JOB:
Leave out the pictures and repeat the rest of the material exactly.
** Begin DATASET RECORDS **
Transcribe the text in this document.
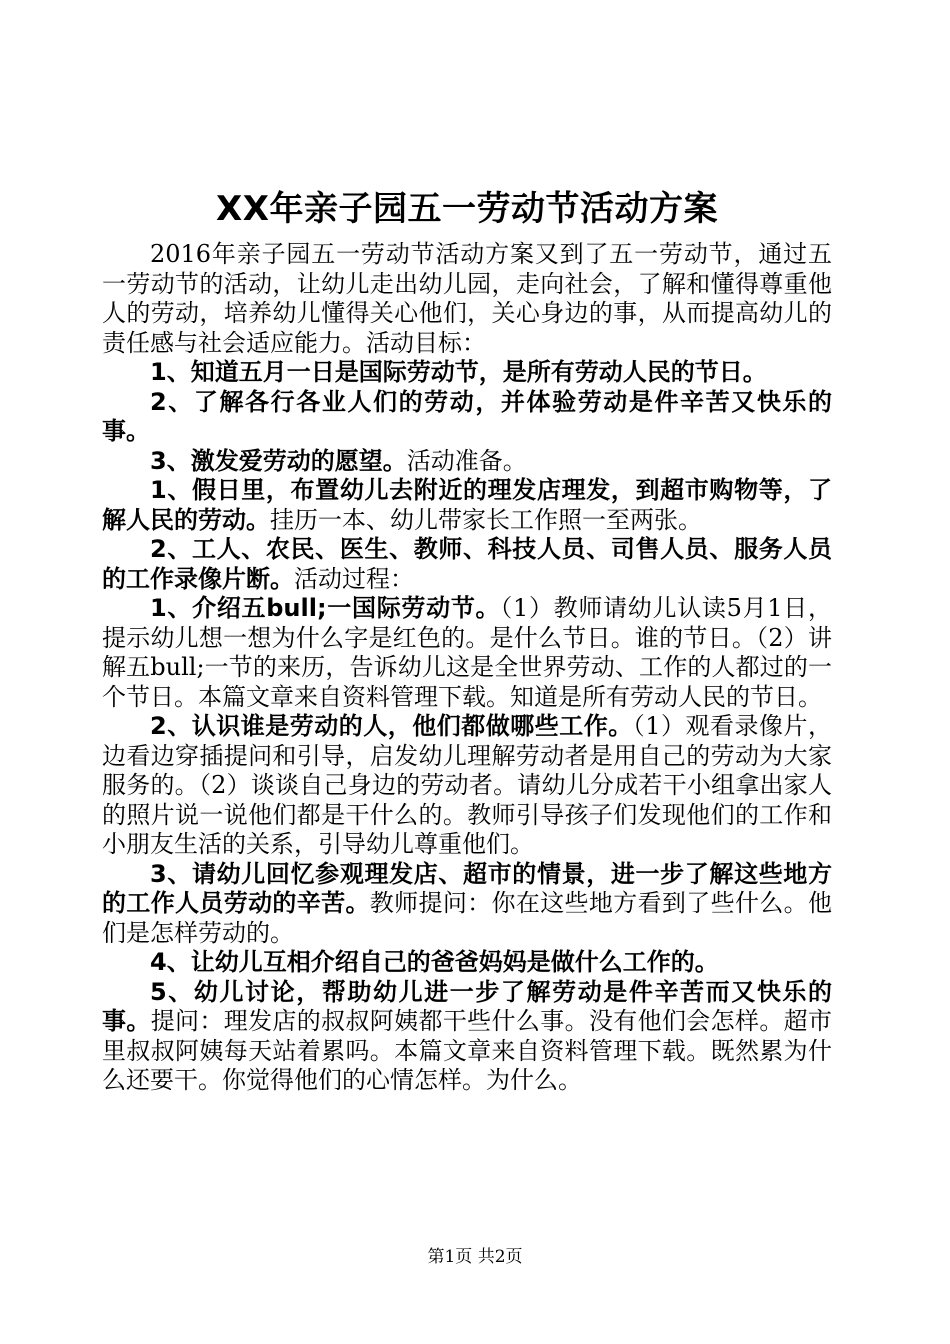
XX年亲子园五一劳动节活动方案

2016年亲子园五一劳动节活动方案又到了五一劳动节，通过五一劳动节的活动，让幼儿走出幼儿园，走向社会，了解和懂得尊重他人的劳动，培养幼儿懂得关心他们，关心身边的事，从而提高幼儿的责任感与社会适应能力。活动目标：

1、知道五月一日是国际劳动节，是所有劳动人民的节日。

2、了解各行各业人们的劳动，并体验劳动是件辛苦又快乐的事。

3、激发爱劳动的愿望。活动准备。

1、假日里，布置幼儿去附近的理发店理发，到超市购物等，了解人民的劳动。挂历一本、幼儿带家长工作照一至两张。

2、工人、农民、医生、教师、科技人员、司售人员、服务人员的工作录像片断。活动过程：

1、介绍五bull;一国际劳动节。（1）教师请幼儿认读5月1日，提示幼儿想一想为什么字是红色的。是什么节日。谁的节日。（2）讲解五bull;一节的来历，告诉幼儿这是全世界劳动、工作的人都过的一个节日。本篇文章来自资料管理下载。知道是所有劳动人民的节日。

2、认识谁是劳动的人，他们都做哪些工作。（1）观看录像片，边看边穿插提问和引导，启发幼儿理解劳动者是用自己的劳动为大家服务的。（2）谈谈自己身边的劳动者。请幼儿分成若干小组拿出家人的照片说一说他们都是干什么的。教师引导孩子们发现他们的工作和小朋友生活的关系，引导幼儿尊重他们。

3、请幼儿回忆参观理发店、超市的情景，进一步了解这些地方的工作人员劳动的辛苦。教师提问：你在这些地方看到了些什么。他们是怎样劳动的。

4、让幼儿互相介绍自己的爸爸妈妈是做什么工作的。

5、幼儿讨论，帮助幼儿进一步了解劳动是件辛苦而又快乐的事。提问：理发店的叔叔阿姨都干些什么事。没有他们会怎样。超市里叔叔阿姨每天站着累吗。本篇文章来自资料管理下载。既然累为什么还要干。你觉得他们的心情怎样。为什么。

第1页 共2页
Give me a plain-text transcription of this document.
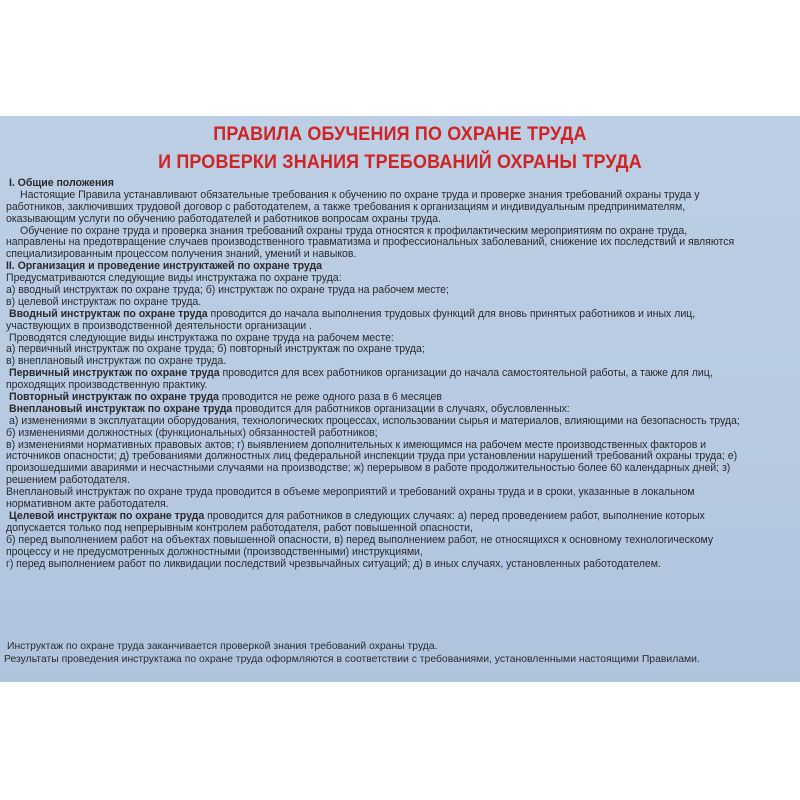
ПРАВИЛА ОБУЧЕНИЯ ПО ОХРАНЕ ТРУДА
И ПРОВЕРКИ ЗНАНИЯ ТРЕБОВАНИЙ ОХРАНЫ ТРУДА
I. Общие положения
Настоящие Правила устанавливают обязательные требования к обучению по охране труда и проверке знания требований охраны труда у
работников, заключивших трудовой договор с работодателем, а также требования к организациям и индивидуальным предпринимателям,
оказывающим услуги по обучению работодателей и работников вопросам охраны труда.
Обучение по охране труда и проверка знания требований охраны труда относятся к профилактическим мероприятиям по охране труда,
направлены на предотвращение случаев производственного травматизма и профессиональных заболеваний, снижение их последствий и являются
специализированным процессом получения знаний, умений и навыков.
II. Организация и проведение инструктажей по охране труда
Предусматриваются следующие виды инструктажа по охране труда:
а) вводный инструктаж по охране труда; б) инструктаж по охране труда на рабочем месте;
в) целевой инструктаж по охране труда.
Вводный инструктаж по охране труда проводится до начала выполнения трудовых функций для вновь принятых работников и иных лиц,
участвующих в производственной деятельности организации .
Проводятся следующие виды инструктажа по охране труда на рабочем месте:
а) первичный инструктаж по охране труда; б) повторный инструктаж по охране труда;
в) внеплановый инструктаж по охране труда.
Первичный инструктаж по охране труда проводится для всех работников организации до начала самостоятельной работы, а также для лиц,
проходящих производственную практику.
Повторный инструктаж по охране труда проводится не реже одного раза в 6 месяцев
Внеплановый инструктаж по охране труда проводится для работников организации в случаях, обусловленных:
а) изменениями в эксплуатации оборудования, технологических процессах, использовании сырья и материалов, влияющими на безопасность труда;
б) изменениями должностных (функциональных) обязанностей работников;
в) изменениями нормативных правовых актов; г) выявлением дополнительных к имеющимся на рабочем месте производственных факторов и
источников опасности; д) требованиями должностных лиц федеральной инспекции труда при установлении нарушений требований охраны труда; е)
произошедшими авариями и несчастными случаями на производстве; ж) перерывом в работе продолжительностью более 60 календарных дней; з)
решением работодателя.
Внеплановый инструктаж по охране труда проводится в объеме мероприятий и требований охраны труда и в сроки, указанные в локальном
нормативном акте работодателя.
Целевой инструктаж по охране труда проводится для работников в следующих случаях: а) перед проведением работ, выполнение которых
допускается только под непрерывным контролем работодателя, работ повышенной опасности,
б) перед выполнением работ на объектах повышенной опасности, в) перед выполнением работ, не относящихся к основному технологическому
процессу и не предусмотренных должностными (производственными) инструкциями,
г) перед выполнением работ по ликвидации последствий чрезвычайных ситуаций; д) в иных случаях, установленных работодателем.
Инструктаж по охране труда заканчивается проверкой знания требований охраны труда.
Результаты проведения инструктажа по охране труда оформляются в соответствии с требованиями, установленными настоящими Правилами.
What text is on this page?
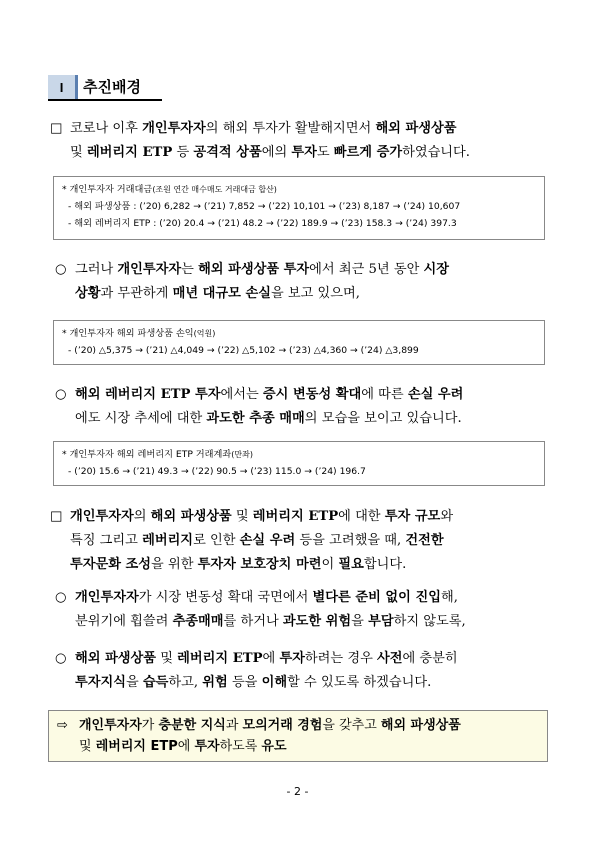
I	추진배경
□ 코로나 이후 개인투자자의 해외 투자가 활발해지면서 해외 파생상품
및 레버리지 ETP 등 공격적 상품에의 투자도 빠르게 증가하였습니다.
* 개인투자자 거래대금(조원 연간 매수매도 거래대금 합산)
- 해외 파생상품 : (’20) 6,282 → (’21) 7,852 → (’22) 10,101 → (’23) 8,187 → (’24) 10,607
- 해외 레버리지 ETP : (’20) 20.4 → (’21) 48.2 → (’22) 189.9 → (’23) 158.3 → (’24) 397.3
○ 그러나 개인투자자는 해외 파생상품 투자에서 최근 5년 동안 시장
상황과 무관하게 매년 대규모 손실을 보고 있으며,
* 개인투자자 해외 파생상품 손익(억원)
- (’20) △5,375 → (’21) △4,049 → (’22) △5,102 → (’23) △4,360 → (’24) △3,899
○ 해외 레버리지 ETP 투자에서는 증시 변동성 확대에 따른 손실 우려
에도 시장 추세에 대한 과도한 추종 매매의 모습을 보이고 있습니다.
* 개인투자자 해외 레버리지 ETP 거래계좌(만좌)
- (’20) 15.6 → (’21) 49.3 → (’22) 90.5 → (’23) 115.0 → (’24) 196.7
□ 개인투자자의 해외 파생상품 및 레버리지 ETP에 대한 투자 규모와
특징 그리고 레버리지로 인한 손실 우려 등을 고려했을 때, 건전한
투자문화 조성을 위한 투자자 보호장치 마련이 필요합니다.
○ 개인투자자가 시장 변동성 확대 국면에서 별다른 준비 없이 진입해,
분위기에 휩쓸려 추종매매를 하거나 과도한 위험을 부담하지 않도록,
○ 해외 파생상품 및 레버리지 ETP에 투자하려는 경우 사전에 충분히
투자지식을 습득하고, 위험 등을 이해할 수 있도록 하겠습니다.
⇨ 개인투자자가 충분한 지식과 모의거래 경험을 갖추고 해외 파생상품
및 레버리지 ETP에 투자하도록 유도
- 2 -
** End DATASET RECORDS **
EXERCISE RESPONSE:
Transcribe the text in this document.
XX年亲子园五一劳动节活动方案

2016年亲子园五一劳动节活动方案又到了五一劳动节，通过五一劳动节的活动，让幼儿走出幼儿园，走向社会，了解和懂得尊重他人的劳动，培养幼儿懂得关心他们，关心身边的事，从而提高幼儿的责任感与社会适应能力。活动目标：

1、知道五月一日是国际劳动节，是所有劳动人民的节日。

2、了解各行各业人们的劳动，并体验劳动是件辛苦又快乐的事。

3、激发爱劳动的愿望。活动准备。

1、假日里，布置幼儿去附近的理发店理发，到超市购物等，了解人民的劳动。挂历一本、幼儿带家长工作照一至两张。

2、工人、农民、医生、教师、科技人员、司售人员、服务人员的工作录像片断。活动过程：

1、介绍五bull;一国际劳动节。（1）教师请幼儿认读5月1日，提示幼儿想一想为什么字是红色的。是什么节日。谁的节日。（2）讲解五bull;一节的来历，告诉幼儿这是全世界劳动、工作的人都过的一个节日。本篇文章来自资料管理下载。知道是所有劳动人民的节日。

2、认识谁是劳动的人，他们都做哪些工作。（1）观看录像片，边看边穿插提问和引导，启发幼儿理解劳动者是用自己的劳动为大家服务的。（2）谈谈自己身边的劳动者。请幼儿分成若干小组拿出家人的照片说一说他们都是干什么的。教师引导孩子们发现他们的工作和小朋友生活的关系，引导幼儿尊重他们。

3、请幼儿回忆参观理发店、超市的情景，进一步了解这些地方的工作人员劳动的辛苦。教师提问：你在这些地方看到了些什么。他们是怎样劳动的。

4、让幼儿互相介绍自己的爸爸妈妈是做什么工作的。

5、幼儿讨论，帮助幼儿进一步了解劳动是件辛苦而又快乐的事。提问：理发店的叔叔阿姨都干些什么事。没有他们会怎样。超市里叔叔阿姨每天站着累吗。本篇文章来自资料管理下载。既然累为什么还要干。你觉得他们的心情怎样。为什么。

第1页 共2页
Give me a plain-text transcription of this document.
ПРАВИЛА ОБУЧЕНИЯ ПО ОХРАНЕ ТРУДА
И ПРОВЕРКИ ЗНАНИЯ ТРЕБОВАНИЙ ОХРАНЫ ТРУДА
I. Общие положения
Настоящие Правила устанавливают обязательные требования к обучению по охране труда и проверке знания требований охраны труда у
работников, заключивших трудовой договор с работодателем, а также требования к организациям и индивидуальным предпринимателям,
оказывающим услуги по обучению работодателей и работников вопросам охраны труда.
Обучение по охране труда и проверка знания требований охраны труда относятся к профилактическим мероприятиям по охране труда,
направлены на предотвращение случаев производственного травматизма и профессиональных заболеваний, снижение их последствий и являются
специализированным процессом получения знаний, умений и навыков.
II. Организация и проведение инструктажей по охране труда
Предусматриваются следующие виды инструктажа по охране труда:
а) вводный инструктаж по охране труда; б) инструктаж по охране труда на рабочем месте;
в) целевой инструктаж по охране труда.
Вводный инструктаж по охране труда проводится до начала выполнения трудовых функций для вновь принятых работников и иных лиц,
участвующих в производственной деятельности организации .
Проводятся следующие виды инструктажа по охране труда на рабочем месте:
а) первичный инструктаж по охране труда; б) повторный инструктаж по охране труда;
в) внеплановый инструктаж по охране труда.
Первичный инструктаж по охране труда проводится для всех работников организации до начала самостоятельной работы, а также для лиц,
проходящих производственную практику.
Повторный инструктаж по охране труда проводится не реже одного раза в 6 месяцев
Внеплановый инструктаж по охране труда проводится для работников организации в случаях, обусловленных:
а) изменениями в эксплуатации оборудования, технологических процессах, использовании сырья и материалов, влияющими на безопасность труда;
б) изменениями должностных (функциональных) обязанностей работников;
в) изменениями нормативных правовых актов; г) выявлением дополнительных к имеющимся на рабочем месте производственных факторов и
источников опасности; д) требованиями должностных лиц федеральной инспекции труда при установлении нарушений требований охраны труда; е)
произошедшими авариями и несчастными случаями на производстве; ж) перерывом в работе продолжительностью более 60 календарных дней; з)
решением работодателя.
Внеплановый инструктаж по охране труда проводится в объеме мероприятий и требований охраны труда и в сроки, указанные в локальном
нормативном акте работодателя.
Целевой инструктаж по охране труда проводится для работников в следующих случаях: а) перед проведением работ, выполнение которых
допускается только под непрерывным контролем работодателя, работ повышенной опасности,
б) перед выполнением работ на объектах повышенной опасности, в) перед выполнением работ, не относящихся к основному технологическому
процессу и не предусмотренных должностными (производственными) инструкциями,
г) перед выполнением работ по ликвидации последствий чрезвычайных ситуаций; д) в иных случаях, установленных работодателем.
Инструктаж по охране труда заканчивается проверкой знания требований охраны труда.
Результаты проведения инструктажа по охране труда оформляются в соответствии с требованиями, установленными настоящими Правилами.
What text is on this page?
I	추진배경
□ 코로나 이후 개인투자자의 해외 투자가 활발해지면서 해외 파생상품
및 레버리지 ETP 등 공격적 상품에의 투자도 빠르게 증가하였습니다.
* 개인투자자 거래대금(조원 연간 매수매도 거래대금 합산)
- 해외 파생상품 : (’20) 6,282 → (’21) 7,852 → (’22) 10,101 → (’23) 8,187 → (’24) 10,607
- 해외 레버리지 ETP : (’20) 20.4 → (’21) 48.2 → (’22) 189.9 → (’23) 158.3 → (’24) 397.3
○ 그러나 개인투자자는 해외 파생상품 투자에서 최근 5년 동안 시장
상황과 무관하게 매년 대규모 손실을 보고 있으며,
* 개인투자자 해외 파생상품 손익(억원)
- (’20) △5,375 → (’21) △4,049 → (’22) △5,102 → (’23) △4,360 → (’24) △3,899
○ 해외 레버리지 ETP 투자에서는 증시 변동성 확대에 따른 손실 우려
에도 시장 추세에 대한 과도한 추종 매매의 모습을 보이고 있습니다.
* 개인투자자 해외 레버리지 ETP 거래계좌(만좌)
- (’20) 15.6 → (’21) 49.3 → (’22) 90.5 → (’23) 115.0 → (’24) 196.7
□ 개인투자자의 해외 파생상품 및 레버리지 ETP에 대한 투자 규모와
특징 그리고 레버리지로 인한 손실 우려 등을 고려했을 때, 건전한
투자문화 조성을 위한 투자자 보호장치 마련이 필요합니다.
○ 개인투자자가 시장 변동성 확대 국면에서 별다른 준비 없이 진입해,
분위기에 휩쓸려 추종매매를 하거나 과도한 위험을 부담하지 않도록,
○ 해외 파생상품 및 레버리지 ETP에 투자하려는 경우 사전에 충분히
투자지식을 습득하고, 위험 등을 이해할 수 있도록 하겠습니다.
⇨ 개인투자자가 충분한 지식과 모의거래 경험을 갖추고 해외 파생상품
및 레버리지 ETP에 투자하도록 유도
- 2 -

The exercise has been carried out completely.